_Exercise brief_. Omit every image, and transcribe the remaining entries exactly as given.

***** Given records

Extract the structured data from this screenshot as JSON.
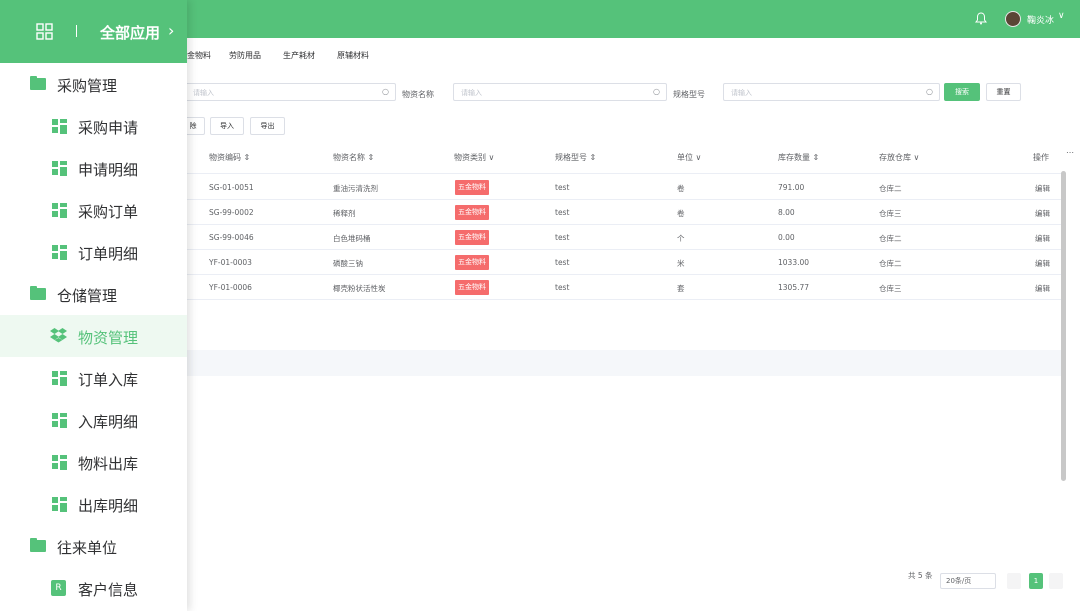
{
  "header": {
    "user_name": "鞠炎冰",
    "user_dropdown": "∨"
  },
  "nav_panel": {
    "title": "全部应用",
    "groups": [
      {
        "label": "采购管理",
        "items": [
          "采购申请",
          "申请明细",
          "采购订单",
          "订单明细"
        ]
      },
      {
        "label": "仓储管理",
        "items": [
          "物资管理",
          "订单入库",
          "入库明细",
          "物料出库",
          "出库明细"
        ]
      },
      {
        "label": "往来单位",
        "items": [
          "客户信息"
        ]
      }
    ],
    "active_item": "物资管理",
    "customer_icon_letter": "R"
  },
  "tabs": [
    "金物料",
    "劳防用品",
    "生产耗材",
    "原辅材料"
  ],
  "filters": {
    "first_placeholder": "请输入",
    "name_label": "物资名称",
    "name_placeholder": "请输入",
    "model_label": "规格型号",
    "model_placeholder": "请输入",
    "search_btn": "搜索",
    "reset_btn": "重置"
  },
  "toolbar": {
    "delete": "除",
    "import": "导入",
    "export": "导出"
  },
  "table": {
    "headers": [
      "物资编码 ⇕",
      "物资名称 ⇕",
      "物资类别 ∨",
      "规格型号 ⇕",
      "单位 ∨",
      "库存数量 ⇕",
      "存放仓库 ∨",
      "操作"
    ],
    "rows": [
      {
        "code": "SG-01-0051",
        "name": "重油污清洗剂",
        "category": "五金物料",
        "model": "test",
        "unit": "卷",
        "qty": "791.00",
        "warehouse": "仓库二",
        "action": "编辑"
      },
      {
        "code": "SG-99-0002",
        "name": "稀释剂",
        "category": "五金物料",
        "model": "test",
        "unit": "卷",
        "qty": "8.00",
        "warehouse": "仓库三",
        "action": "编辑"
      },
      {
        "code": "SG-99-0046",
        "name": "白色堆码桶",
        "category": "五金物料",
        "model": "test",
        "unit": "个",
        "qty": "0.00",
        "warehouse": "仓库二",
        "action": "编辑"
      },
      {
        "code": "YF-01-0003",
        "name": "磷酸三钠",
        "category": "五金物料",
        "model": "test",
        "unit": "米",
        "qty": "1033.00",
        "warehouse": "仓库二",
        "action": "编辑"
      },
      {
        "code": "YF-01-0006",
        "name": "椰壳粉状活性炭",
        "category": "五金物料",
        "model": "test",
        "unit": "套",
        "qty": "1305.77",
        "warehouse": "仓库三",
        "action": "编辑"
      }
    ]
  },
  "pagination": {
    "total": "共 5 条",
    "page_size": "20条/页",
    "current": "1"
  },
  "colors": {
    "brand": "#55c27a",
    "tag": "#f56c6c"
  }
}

**********

_Written solution_.
Extract the structured data from this screenshot as JSON.
{
  "header": {
    "user_name": "鞠炎冰",
    "user_dropdown": "∨"
  },
  "nav_panel": {
    "title": "全部应用",
    "groups": [
      {
        "label": "采购管理",
        "items": [
          "采购申请",
          "申请明细",
          "采购订单",
          "订单明细"
        ]
      },
      {
        "label": "仓储管理",
        "items": [
          "物资管理",
          "订单入库",
          "入库明细",
          "物料出库",
          "出库明细"
        ]
      },
      {
        "label": "往来单位",
        "items": [
          "客户信息"
        ]
      }
    ],
    "active_item": "物资管理",
    "customer_icon_letter": "R"
  },
  "tabs": [
    "金物料",
    "劳防用品",
    "生产耗材",
    "原辅材料"
  ],
  "filters": {
    "first_placeholder": "请输入",
    "name_label": "物资名称",
    "name_placeholder": "请输入",
    "model_label": "规格型号",
    "model_placeholder": "请输入",
    "search_btn": "搜索",
    "reset_btn": "重置"
  },
  "toolbar": {
    "delete": "除",
    "import": "导入",
    "export": "导出"
  },
  "table": {
    "headers": [
      "物资编码 ⇕",
      "物资名称 ⇕",
      "物资类别 ∨",
      "规格型号 ⇕",
      "单位 ∨",
      "库存数量 ⇕",
      "存放仓库 ∨",
      "操作"
    ],
    "rows": [
      {
        "code": "SG-01-0051",
        "name": "重油污清洗剂",
        "category": "五金物料",
        "model": "test",
        "unit": "卷",
        "qty": "791.00",
        "warehouse": "仓库二",
        "action": "编辑"
      },
      {
        "code": "SG-99-0002",
        "name": "稀释剂",
        "category": "五金物料",
        "model": "test",
        "unit": "卷",
        "qty": "8.00",
        "warehouse": "仓库三",
        "action": "编辑"
      },
      {
        "code": "SG-99-0046",
        "name": "白色堆码桶",
        "category": "五金物料",
        "model": "test",
        "unit": "个",
        "qty": "0.00",
        "warehouse": "仓库二",
        "action": "编辑"
      },
      {
        "code": "YF-01-0003",
        "name": "磷酸三钠",
        "category": "五金物料",
        "model": "test",
        "unit": "米",
        "qty": "1033.00",
        "warehouse": "仓库二",
        "action": "编辑"
      },
      {
        "code": "YF-01-0006",
        "name": "椰壳粉状活性炭",
        "category": "五金物料",
        "model": "test",
        "unit": "套",
        "qty": "1305.77",
        "warehouse": "仓库三",
        "action": "编辑"
      }
    ]
  },
  "pagination": {
    "total": "共 5 条",
    "page_size": "20条/页",
    "current": "1"
  },
  "colors": {
    "brand": "#55c27a",
    "tag": "#f56c6c"
  }
}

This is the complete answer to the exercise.